**What is expected**
Look for the string "Artikel" and copy every line that has it.
───── Records shown
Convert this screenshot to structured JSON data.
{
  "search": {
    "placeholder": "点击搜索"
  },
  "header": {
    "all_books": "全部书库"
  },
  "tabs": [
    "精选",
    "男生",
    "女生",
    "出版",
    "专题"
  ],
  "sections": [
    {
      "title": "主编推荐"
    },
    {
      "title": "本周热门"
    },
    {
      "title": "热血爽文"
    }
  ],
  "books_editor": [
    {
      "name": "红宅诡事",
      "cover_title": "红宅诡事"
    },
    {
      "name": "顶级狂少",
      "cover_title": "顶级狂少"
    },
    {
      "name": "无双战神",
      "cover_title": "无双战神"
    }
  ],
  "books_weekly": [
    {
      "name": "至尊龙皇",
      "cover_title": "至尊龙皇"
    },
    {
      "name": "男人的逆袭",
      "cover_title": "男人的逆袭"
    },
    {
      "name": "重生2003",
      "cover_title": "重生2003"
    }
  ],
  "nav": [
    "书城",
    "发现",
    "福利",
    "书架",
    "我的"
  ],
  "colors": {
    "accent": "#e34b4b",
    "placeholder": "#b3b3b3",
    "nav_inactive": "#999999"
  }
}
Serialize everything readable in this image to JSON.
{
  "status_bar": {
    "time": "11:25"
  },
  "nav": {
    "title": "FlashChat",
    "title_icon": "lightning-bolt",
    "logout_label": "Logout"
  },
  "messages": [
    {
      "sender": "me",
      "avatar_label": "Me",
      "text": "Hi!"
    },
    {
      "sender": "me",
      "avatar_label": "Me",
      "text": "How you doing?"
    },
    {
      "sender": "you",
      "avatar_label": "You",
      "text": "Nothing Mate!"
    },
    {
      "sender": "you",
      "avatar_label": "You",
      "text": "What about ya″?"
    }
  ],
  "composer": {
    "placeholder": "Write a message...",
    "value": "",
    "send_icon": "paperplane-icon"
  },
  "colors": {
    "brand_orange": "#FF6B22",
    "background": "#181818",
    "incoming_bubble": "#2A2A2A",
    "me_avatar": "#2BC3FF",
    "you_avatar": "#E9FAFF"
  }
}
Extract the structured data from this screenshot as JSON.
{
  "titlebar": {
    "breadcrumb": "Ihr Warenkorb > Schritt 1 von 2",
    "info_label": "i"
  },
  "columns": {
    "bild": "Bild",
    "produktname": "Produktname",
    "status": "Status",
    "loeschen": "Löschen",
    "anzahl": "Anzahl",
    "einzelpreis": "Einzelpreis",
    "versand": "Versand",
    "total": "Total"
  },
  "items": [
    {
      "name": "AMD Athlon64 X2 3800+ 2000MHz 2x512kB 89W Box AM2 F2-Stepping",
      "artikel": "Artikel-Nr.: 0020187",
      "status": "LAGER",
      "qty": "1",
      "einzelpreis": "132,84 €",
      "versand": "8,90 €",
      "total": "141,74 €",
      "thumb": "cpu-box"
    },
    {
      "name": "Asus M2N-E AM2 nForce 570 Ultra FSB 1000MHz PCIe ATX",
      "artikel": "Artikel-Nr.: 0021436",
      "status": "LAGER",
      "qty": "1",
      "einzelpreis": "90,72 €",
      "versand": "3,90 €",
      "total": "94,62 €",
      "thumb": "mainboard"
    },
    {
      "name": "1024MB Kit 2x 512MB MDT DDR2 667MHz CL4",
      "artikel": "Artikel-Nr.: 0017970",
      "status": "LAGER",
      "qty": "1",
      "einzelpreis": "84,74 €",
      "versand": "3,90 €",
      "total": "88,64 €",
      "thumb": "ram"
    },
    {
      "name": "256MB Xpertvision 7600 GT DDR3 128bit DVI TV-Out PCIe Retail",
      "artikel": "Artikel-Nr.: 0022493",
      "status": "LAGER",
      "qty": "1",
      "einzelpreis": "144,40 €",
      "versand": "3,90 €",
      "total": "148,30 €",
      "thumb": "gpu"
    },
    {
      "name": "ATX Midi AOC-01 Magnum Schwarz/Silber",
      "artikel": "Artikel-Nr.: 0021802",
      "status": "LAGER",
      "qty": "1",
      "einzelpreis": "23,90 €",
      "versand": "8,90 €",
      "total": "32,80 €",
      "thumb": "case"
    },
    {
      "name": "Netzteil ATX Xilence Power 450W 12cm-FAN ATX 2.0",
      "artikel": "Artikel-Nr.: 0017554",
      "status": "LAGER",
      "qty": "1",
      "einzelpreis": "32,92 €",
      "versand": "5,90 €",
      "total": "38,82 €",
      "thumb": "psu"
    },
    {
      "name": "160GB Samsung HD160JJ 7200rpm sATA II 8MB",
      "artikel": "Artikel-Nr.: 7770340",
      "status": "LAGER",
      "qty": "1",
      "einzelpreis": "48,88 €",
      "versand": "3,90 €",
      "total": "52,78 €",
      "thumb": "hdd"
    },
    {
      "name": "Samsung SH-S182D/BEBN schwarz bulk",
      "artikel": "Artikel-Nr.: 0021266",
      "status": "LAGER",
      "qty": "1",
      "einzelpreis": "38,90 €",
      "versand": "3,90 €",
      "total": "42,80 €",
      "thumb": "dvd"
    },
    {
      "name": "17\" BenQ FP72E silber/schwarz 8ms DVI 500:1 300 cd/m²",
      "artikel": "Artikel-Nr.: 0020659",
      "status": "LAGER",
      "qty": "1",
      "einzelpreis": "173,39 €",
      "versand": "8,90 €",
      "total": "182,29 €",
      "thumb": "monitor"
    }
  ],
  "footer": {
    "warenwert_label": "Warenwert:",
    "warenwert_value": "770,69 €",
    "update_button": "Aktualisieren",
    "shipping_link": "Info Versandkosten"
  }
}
──────────
**Output of the exercise**
      "artikel": "Artikel-Nr.: 0020187",
      "artikel": "Artikel-Nr.: 0021436",
      "artikel": "Artikel-Nr.: 0017970",
      "artikel": "Artikel-Nr.: 0022493",
      "artikel": "Artikel-Nr.: 0021802",
      "artikel": "Artikel-Nr.: 0017554",
      "artikel": "Artikel-Nr.: 7770340",
      "artikel": "Artikel-Nr.: 0021266",
      "artikel": "Artikel-Nr.: 0020659",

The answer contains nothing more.